Required work → Render the stretch of the material below that opens with the line containing "range-button[interactable]: 24h: [147, 453, 172, 470]" and closes with the line containing "volume-bar: [789, 380, 797, 407]", both ends included, as a Markdown table with the columns Number and Text. Put a row number in Number and the line in Text, and leave out any blank lines.

Raw records →

>> begin

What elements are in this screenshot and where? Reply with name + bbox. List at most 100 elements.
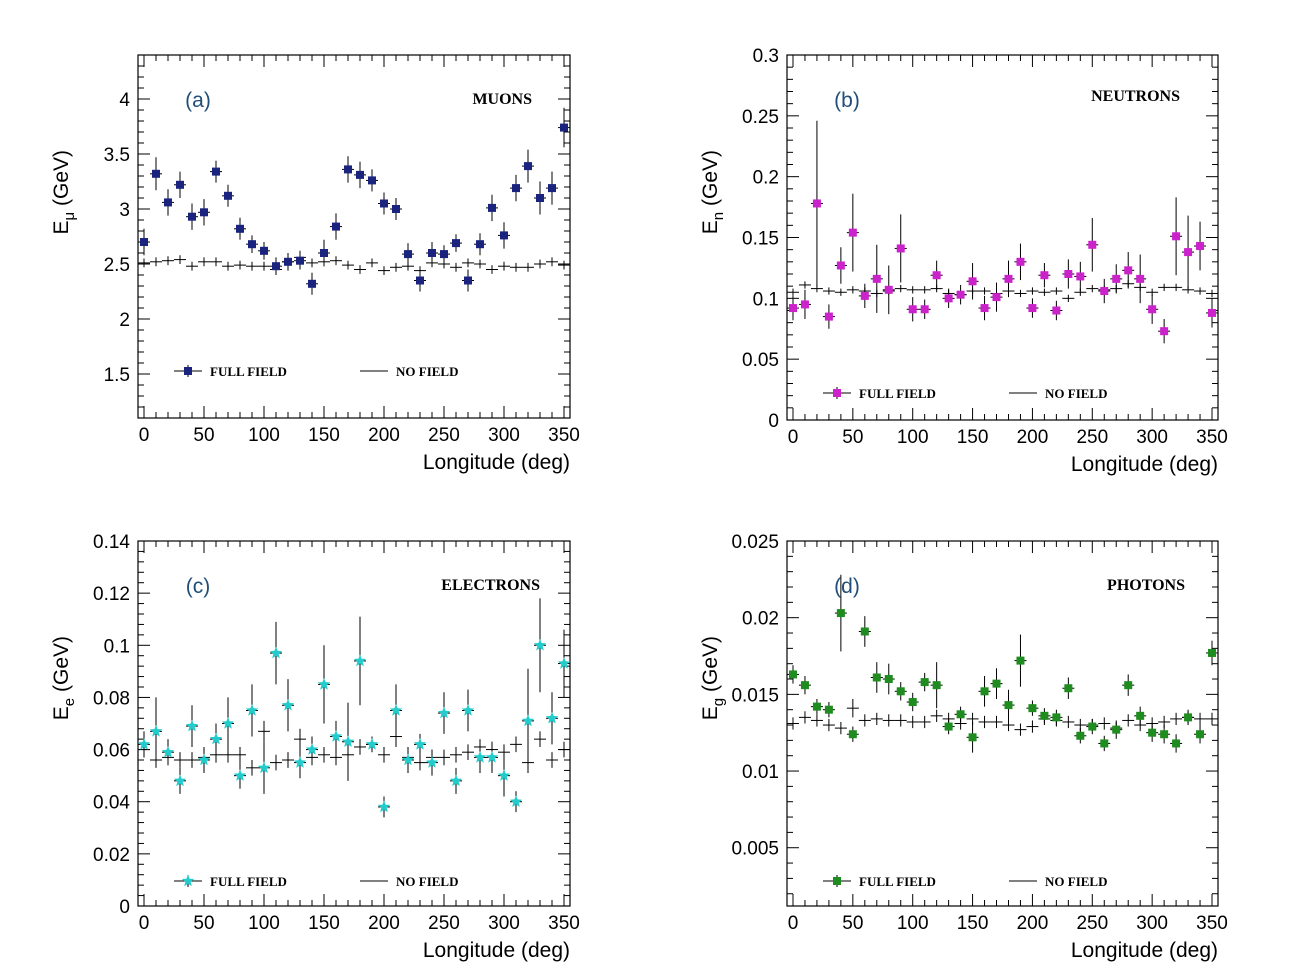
data-marker	[368, 176, 376, 185]
data-marker	[161, 745, 175, 758]
data-marker	[152, 169, 160, 178]
data-point	[1062, 677, 1075, 699]
data-marker	[356, 170, 364, 179]
data-point	[329, 720, 343, 753]
data-point	[474, 233, 486, 256]
data-point	[822, 287, 835, 295]
y-tick-label: 0.14	[93, 532, 130, 553]
data-point	[545, 692, 559, 745]
data-point	[185, 705, 199, 747]
series-no-field	[138, 720, 570, 776]
data-point	[786, 288, 799, 296]
legend-marker-full-field	[833, 877, 841, 885]
data-marker	[1172, 739, 1181, 748]
data-point	[822, 702, 835, 718]
data-marker	[992, 679, 1001, 688]
x-axis-label: Longitude (deg)	[423, 451, 570, 474]
data-point	[234, 746, 246, 763]
data-point	[450, 234, 462, 252]
x-tick-label: 0	[139, 913, 150, 934]
data-marker	[557, 657, 571, 669]
data-marker	[884, 285, 893, 294]
y-axis-label-symbol: E	[699, 220, 722, 234]
data-point	[894, 284, 907, 293]
x-tick-label: 300	[1136, 427, 1168, 448]
data-point	[497, 754, 511, 797]
legend-marker-full-field	[181, 874, 195, 887]
x-tick-label: 50	[842, 427, 863, 448]
y-tick-label: 0.005	[731, 839, 779, 860]
legend: FULL FIELD NO FIELD	[823, 386, 1107, 401]
data-point	[1026, 298, 1039, 318]
x-tick-label: 250	[428, 913, 460, 934]
panel-c: 0 50 100 150 200 250 300 350 0 0.02 0.04 0.06 0.08 0.…	[50, 532, 580, 962]
legend-label-no-field: NO FIELD	[1045, 874, 1107, 889]
data-marker	[545, 711, 559, 724]
data-point	[330, 213, 342, 240]
data-point	[1038, 263, 1051, 288]
data-point	[858, 616, 871, 647]
data-marker	[872, 673, 881, 682]
data-point	[437, 692, 451, 734]
data-point	[210, 160, 222, 183]
data-marker	[428, 249, 436, 257]
plot-frame	[137, 540, 571, 907]
y-axis-label-symbol: E	[50, 706, 73, 720]
data-point	[1194, 725, 1207, 744]
data-point	[173, 767, 187, 794]
y-tick-label: 0.1	[753, 289, 779, 310]
data-point	[366, 258, 378, 268]
data-marker	[500, 231, 508, 240]
data-point	[137, 731, 151, 758]
data-marker	[1136, 711, 1145, 720]
data-point	[1038, 288, 1051, 296]
data-point	[1002, 260, 1015, 298]
x-tick-label: 50	[842, 913, 863, 934]
x-axis-label: Longitude (deg)	[423, 939, 570, 962]
data-marker	[473, 750, 487, 763]
data-marker	[284, 257, 292, 266]
data-point	[486, 194, 498, 222]
data-marker	[512, 184, 520, 193]
data-point	[918, 715, 931, 729]
data-point	[377, 796, 391, 818]
panel-label: (c)	[186, 575, 211, 598]
data-point	[834, 574, 847, 652]
data-point	[546, 171, 558, 205]
data-point	[462, 744, 474, 760]
data-marker	[956, 290, 965, 299]
data-marker	[848, 228, 857, 237]
data-point	[509, 791, 523, 813]
data-marker	[248, 240, 256, 249]
legend: FULL FIELD NO FIELD	[174, 364, 458, 379]
data-point	[930, 260, 943, 290]
data-marker	[245, 704, 259, 716]
data-marker	[824, 705, 833, 714]
data-marker	[425, 756, 439, 768]
data-point	[1122, 674, 1135, 696]
data-marker	[788, 670, 797, 679]
data-marker	[329, 730, 343, 742]
y-tick-label: 0.02	[93, 845, 130, 866]
data-point	[1194, 287, 1207, 295]
data-marker	[449, 774, 463, 787]
data-marker	[1124, 266, 1133, 275]
data-marker	[1160, 730, 1169, 739]
data-marker	[464, 276, 472, 285]
y-axis-label-unit: (GeV)	[699, 636, 722, 698]
data-marker	[1076, 272, 1085, 281]
data-marker	[884, 675, 893, 684]
data-point	[270, 257, 282, 275]
data-marker	[437, 706, 451, 719]
data-marker	[968, 733, 977, 742]
data-marker	[1016, 257, 1025, 266]
data-marker	[401, 753, 415, 766]
data-point	[174, 171, 186, 198]
data-point	[822, 718, 835, 732]
data-point	[966, 263, 979, 300]
y-axis-label-symbol: E	[50, 221, 73, 235]
data-point	[533, 598, 547, 693]
data-point	[906, 297, 919, 322]
y-tick-label: 0.15	[742, 229, 779, 250]
y-tick-label: 2	[119, 310, 130, 331]
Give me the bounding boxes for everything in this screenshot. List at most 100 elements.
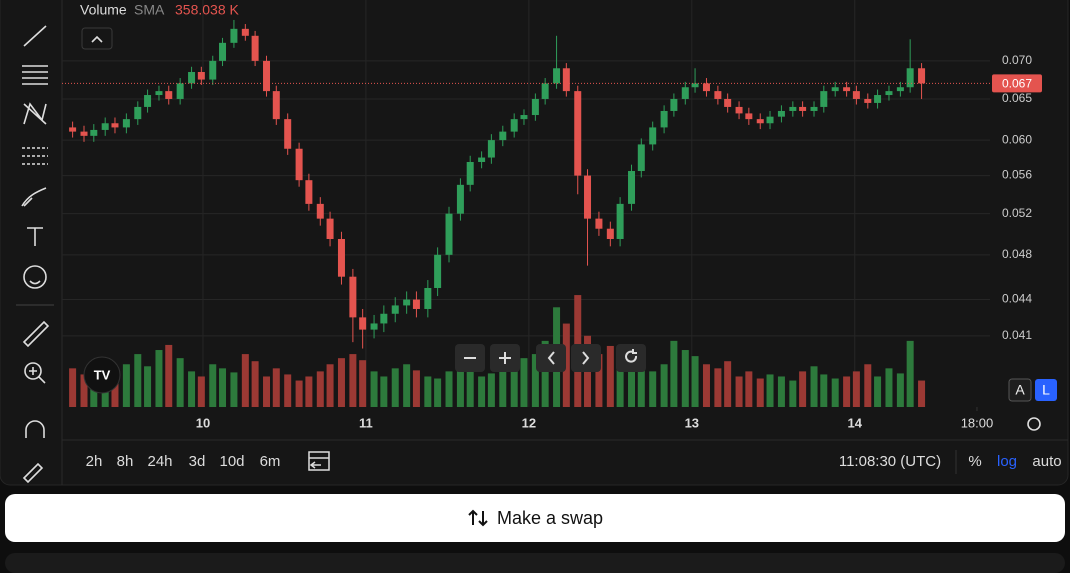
range-button[interactable]: 24h: [147, 453, 172, 470]
candle-body: [219, 42, 227, 61]
log-toggle[interactable]: log: [997, 453, 1017, 470]
candle-body: [326, 218, 334, 239]
zoom-plus: [29, 367, 46, 384]
y-tick-label: 0.044: [1002, 292, 1032, 306]
range-button[interactable]: 8h: [117, 453, 134, 470]
volume-bar: [789, 380, 797, 407]
clock: 11:08:30 (UTC): [839, 453, 941, 470]
volume-bar: [756, 378, 764, 407]
volume-bar: [531, 354, 539, 407]
fib-tool[interactable]: [22, 65, 48, 85]
zoom-tool[interactable]: [24, 362, 42, 380]
volume-bar: [906, 340, 914, 407]
goto-date-button[interactable]: [308, 451, 330, 471]
candle-body: [562, 68, 570, 92]
candle-body: [316, 203, 324, 219]
auto-scale-button[interactable]: [1008, 378, 1032, 402]
scroll-left-icon: [547, 351, 555, 365]
volume-bar: [424, 376, 432, 407]
log-scale-button[interactable]: [1035, 379, 1057, 401]
volume-bar: [209, 364, 217, 407]
emoji-tool[interactable]: [23, 265, 47, 289]
volume-bar: [520, 358, 528, 407]
volume-bar: [391, 368, 399, 407]
candle-body: [681, 87, 689, 99]
projection-tool[interactable]: [22, 147, 48, 165]
x-tick-label: 14: [848, 415, 863, 430]
candle-body: [403, 299, 411, 306]
tv-logo-mark: TV: [94, 367, 111, 382]
volume-bar: [316, 371, 324, 407]
lock-tool[interactable]: [22, 462, 44, 484]
volume-bar: [230, 372, 238, 407]
volume-bar: [380, 376, 388, 407]
candle-body: [843, 87, 851, 92]
volume-bar: [649, 371, 657, 407]
candle-body: [478, 157, 486, 162]
candle-body: [616, 203, 624, 239]
swap-button[interactable]: Make a swap: [5, 494, 1065, 542]
pattern-tool[interactable]: [23, 102, 47, 125]
candle-body: [789, 106, 797, 111]
scroll-right-button[interactable]: [571, 344, 601, 372]
candle-body: [122, 119, 130, 128]
settings-button[interactable]: [1027, 417, 1041, 431]
volume-bar: [284, 374, 292, 407]
volume-bar: [864, 364, 872, 407]
magnet-tool[interactable]: [25, 420, 45, 438]
volume-bar: [896, 373, 904, 407]
y-tick-label: 0.060: [1002, 132, 1032, 146]
swap-label[interactable]: Make a swap: [496, 507, 604, 528]
log-scale-label[interactable]: L: [1042, 382, 1050, 398]
candle-body: [434, 254, 442, 288]
trend-line-tool[interactable]: [23, 25, 47, 47]
reset-button[interactable]: [616, 344, 646, 372]
candle-body: [209, 60, 217, 80]
collapse-button[interactable]: [81, 27, 113, 50]
candle-body: [251, 35, 259, 61]
volume-bar: [606, 345, 614, 407]
candle-body: [820, 91, 828, 107]
candle-body: [197, 72, 205, 80]
nav-controls: [455, 344, 646, 372]
drawing-tools[interactable]: [16, 25, 54, 484]
scroll-left-button[interactable]: [536, 344, 566, 372]
candle-body: [660, 110, 668, 128]
y-tick-label: 0.065: [1002, 91, 1032, 105]
volume-bar: [188, 371, 196, 407]
volume-bar: [670, 340, 678, 407]
y-tick-label: 0.056: [1002, 168, 1032, 182]
y-tick-label: 0.041: [1002, 328, 1032, 342]
candle-body: [553, 68, 561, 84]
range-button[interactable]: 6m: [260, 453, 281, 470]
volume-bar: [735, 376, 743, 407]
candle-body: [595, 218, 603, 229]
volume-bar: [637, 368, 645, 407]
volume-bar: [724, 361, 732, 407]
candle-body: [391, 305, 399, 314]
range-buttons: 2h 8h 24h 3d 10d 6m: [86, 453, 281, 470]
last-price-box: [992, 74, 1042, 93]
candle-body: [380, 313, 388, 324]
candle-body: [574, 91, 582, 176]
brush-tool[interactable]: [21, 187, 47, 207]
legend-indicator: SMA: [134, 2, 165, 18]
ruler-tool[interactable]: [22, 320, 50, 348]
tv-logo[interactable]: [83, 356, 121, 394]
range-button[interactable]: 3d: [189, 453, 206, 470]
auto-toggle[interactable]: auto: [1032, 453, 1061, 470]
volume-bar: [241, 354, 249, 407]
volume-bar: [219, 368, 227, 407]
text-tool[interactable]: [27, 227, 43, 246]
auto-scale-label[interactable]: A: [1015, 382, 1025, 398]
volume-bar: [745, 371, 753, 407]
candle-body: [520, 115, 528, 120]
volume-bar: [251, 361, 259, 407]
volume-bar: [510, 370, 518, 407]
volume-bar: [541, 340, 549, 407]
percent-toggle[interactable]: %: [968, 453, 981, 470]
range-button[interactable]: 2h: [86, 453, 103, 470]
range-button[interactable]: 10d: [219, 453, 244, 470]
volume-bar: [820, 374, 828, 407]
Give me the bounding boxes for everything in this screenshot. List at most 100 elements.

>> end

Correct output →
| Number | Text |
|---|---|
| 1 | range-button[interactable]: 24h: [147, 453, 172, 470] |
| 2 | candle-body: [219, 42, 227, 61] |
| 3 | log-toggle[interactable]: log: [997, 453, 1017, 470] |
| 4 | candle-body: [326, 218, 334, 239] |
| 5 | zoom-plus: [29, 367, 46, 384] |
| 6 | y-tick-label: 0.044: [1002, 292, 1032, 306] |
| 7 | range-button[interactable]: 8h: [117, 453, 134, 470] |
| 8 | volume-bar: [789, 380, 797, 407] |